Organic Traffic


For the first time, my other blog has received organic traffic from AOL. This is both interesting and significant because I don't advertise at all through any of AOL's networks. I don't get a whole lot of traffic, but it's steady and worthy of consideration to monetize the blog. I haven't done so in the past because it doesn't cost me anything to keep the site up.

I really don't see why people are so obsessed about keyword ad buys and bidding on short- and long-tails for that 15% or so paid search traffic that will get them placed higher up on the food chain. SEO is a concept, a lot like modern day IT practices, where the concept has to adapt so rapidly to changing technologies that you have to have employ specialists to cope with such trends to stay ahead of competitors. I don't feel that it adds any value to a company's business model and it detracts from the resources necessary to generate positive net income. I can have this opinion because of the 89 visits (83 absolute unique visitors) to the food blog in the last 30 days (May 10 - June 9), 72 visits (80% of total traffic) were Google organic.

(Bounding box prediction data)
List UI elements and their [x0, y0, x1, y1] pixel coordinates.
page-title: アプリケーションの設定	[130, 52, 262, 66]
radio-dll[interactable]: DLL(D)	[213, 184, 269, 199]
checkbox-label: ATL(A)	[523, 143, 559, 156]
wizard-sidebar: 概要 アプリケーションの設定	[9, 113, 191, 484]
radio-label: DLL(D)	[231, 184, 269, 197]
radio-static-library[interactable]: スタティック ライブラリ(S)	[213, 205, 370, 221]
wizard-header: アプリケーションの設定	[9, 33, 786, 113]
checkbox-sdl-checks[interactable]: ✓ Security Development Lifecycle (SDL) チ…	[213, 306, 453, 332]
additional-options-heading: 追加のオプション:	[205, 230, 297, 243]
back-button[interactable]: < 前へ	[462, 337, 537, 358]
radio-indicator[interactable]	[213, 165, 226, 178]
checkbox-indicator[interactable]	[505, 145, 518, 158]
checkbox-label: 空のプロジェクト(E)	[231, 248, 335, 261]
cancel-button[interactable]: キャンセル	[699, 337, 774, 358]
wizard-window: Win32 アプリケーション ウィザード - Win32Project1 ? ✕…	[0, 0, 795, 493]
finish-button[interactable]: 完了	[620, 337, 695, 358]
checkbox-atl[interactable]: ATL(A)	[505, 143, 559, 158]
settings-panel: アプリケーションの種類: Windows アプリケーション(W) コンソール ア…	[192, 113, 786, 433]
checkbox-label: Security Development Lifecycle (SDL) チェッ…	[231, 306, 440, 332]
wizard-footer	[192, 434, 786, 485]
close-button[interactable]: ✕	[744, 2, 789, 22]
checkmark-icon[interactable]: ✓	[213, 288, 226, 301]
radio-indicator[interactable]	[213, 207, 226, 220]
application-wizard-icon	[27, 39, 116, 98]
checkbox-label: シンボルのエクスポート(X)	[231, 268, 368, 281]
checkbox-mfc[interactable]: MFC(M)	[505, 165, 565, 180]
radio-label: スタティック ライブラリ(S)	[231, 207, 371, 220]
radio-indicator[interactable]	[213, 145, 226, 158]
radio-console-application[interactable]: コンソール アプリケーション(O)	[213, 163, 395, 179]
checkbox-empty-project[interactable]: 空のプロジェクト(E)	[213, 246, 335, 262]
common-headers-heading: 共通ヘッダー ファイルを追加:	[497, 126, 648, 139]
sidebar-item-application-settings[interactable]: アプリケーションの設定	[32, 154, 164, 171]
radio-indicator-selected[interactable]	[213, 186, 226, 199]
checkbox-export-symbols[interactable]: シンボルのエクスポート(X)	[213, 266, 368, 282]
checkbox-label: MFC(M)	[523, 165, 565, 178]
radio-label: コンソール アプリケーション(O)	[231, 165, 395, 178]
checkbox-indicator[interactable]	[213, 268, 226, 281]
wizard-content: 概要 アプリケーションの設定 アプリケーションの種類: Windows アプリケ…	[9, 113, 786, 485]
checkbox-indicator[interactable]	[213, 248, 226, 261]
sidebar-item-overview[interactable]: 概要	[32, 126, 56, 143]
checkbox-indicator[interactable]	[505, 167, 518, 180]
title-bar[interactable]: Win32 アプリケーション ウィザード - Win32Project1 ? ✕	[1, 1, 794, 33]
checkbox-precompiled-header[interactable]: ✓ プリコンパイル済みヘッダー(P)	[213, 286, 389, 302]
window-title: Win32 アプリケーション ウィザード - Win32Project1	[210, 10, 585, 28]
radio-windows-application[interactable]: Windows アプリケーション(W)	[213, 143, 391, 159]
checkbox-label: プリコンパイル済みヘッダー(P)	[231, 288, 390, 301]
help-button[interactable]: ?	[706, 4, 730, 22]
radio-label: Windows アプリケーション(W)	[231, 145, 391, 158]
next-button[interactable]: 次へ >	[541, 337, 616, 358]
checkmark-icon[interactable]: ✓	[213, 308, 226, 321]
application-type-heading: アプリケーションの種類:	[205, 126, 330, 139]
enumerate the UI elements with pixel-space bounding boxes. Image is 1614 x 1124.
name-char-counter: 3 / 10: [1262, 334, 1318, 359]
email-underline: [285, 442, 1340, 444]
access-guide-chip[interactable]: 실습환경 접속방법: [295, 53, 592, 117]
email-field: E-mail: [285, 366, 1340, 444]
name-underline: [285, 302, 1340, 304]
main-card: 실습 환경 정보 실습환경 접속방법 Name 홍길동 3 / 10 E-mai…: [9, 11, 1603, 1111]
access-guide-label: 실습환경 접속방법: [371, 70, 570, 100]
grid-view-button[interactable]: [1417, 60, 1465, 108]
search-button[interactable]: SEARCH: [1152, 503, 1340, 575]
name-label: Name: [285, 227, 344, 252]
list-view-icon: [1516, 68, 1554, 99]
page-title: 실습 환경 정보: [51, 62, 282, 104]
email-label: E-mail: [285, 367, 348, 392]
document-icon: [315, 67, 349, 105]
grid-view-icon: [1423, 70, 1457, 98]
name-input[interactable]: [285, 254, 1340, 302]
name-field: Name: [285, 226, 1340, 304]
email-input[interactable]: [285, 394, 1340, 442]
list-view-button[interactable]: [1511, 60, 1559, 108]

— Complete the following —
**1)** Decide whether each statement agrees with the post on organic traffic. Answer yes or no, and quote the words from the post that decide it.
(a) The writer advertises through AOL's networks.
(b) The food blog had 89 visits in the last 30 days.
(c) The writer has monetized the blog that received AOL traffic in the past.
**2)** Continue the post on organic traffic from the point where it stops.

— Numbered responses —
**1)**
(a) No: "I don't advertise at all through any of AOL's networks."
(b) Yes: "of the 89 visits (83 absolute unique visitors) to the food blog in the last 30 days (May 10 - June 9)"
(c) No: "I haven't done so in the past because it doesn't cost me anything to keep the site up."

**2)**
This means that people got to my site through natural means. Either because they saw a recipe I posted to a large recipe swapping/journalling community, or they had typed in keywords that match the keyword tagging that I use on my food site. I might have mentioned in a previous post that I dislike tags; it is only because people mistag articles, blogs, and RSS feeds all the time to redirect traffic to a misrepresentation of a tag's keywords.

For all the sites that I manage (2 blogs, 1 personal site, 1 game info site), I use Google Analytics, but I also have Stat Counter and ClusterMap on the ones where I know I will have international traffic. ClusterMap provides a wonderful display of frequency by location, representing website hit population by a visitor's IP address but at a bird's eye view.

This is where my international visitors came from (June '07 - May '08):



My two largest visitor populations are located in Florida and California. I have two recipes that generate consistent monthly traffic. Can you guess which ones? I'll give you a hint. One is a Cuban dessert recipe (majority of hits) that I was inspired to make from scratch after tasting it from Portos Bakery; the other is a Chinese appetizer (2nd most frequently visited posting) that is probably one of the priciest items you could order at a restaurant that has it. Both of these are made from basic (to that food culture) ingredients.

So, why do you suppose I have so much traffic from these two US states for that one Cuban recipe?